* _Records shown_:
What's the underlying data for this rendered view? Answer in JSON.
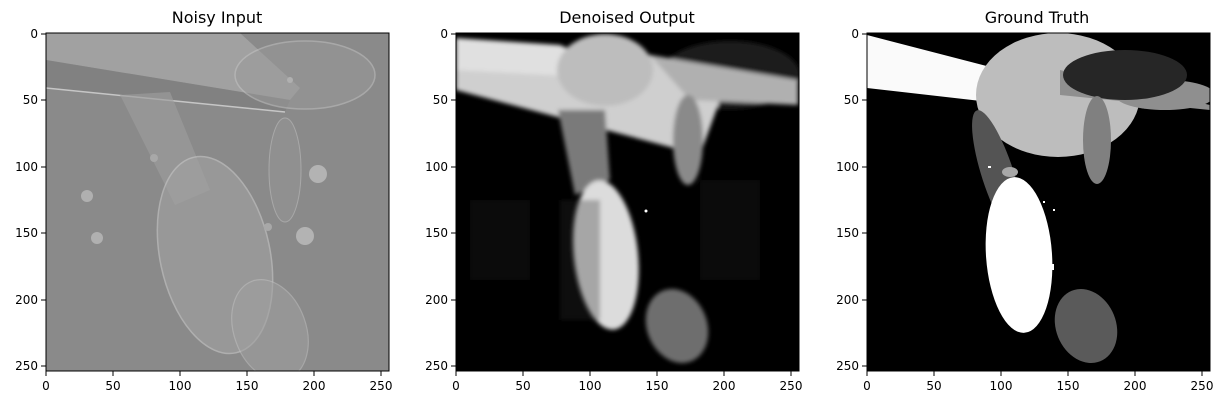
{
  "figure": {
    "panels": [
      {
        "title": "Noisy Input",
        "x_ticks": [
          "0",
          "50",
          "100",
          "150",
          "200",
          "250"
        ],
        "y_ticks": [
          "0",
          "50",
          "100",
          "150",
          "200",
          "250"
        ]
      },
      {
        "title": "Denoised Output",
        "x_ticks": [
          "0",
          "50",
          "100",
          "150",
          "200",
          "250"
        ],
        "y_ticks": [
          "0",
          "50",
          "100",
          "150",
          "200",
          "250"
        ]
      },
      {
        "title": "Ground Truth",
        "x_ticks": [
          "0",
          "50",
          "100",
          "150",
          "200",
          "250"
        ],
        "y_ticks": [
          "0",
          "50",
          "100",
          "150",
          "200",
          "250"
        ]
      }
    ]
  }
}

* _Instruction_:
Without the pictures, retype the whole of the material above exactly.

* _Output of the exercise_:
What's the underlying data for this rendered view? Answer in JSON.
{
  "figure": {
    "panels": [
      {
        "title": "Noisy Input",
        "x_ticks": [
          "0",
          "50",
          "100",
          "150",
          "200",
          "250"
        ],
        "y_ticks": [
          "0",
          "50",
          "100",
          "150",
          "200",
          "250"
        ]
      },
      {
        "title": "Denoised Output",
        "x_ticks": [
          "0",
          "50",
          "100",
          "150",
          "200",
          "250"
        ],
        "y_ticks": [
          "0",
          "50",
          "100",
          "150",
          "200",
          "250"
        ]
      },
      {
        "title": "Ground Truth",
        "x_ticks": [
          "0",
          "50",
          "100",
          "150",
          "200",
          "250"
        ],
        "y_ticks": [
          "0",
          "50",
          "100",
          "150",
          "200",
          "250"
        ]
      }
    ]
  }
}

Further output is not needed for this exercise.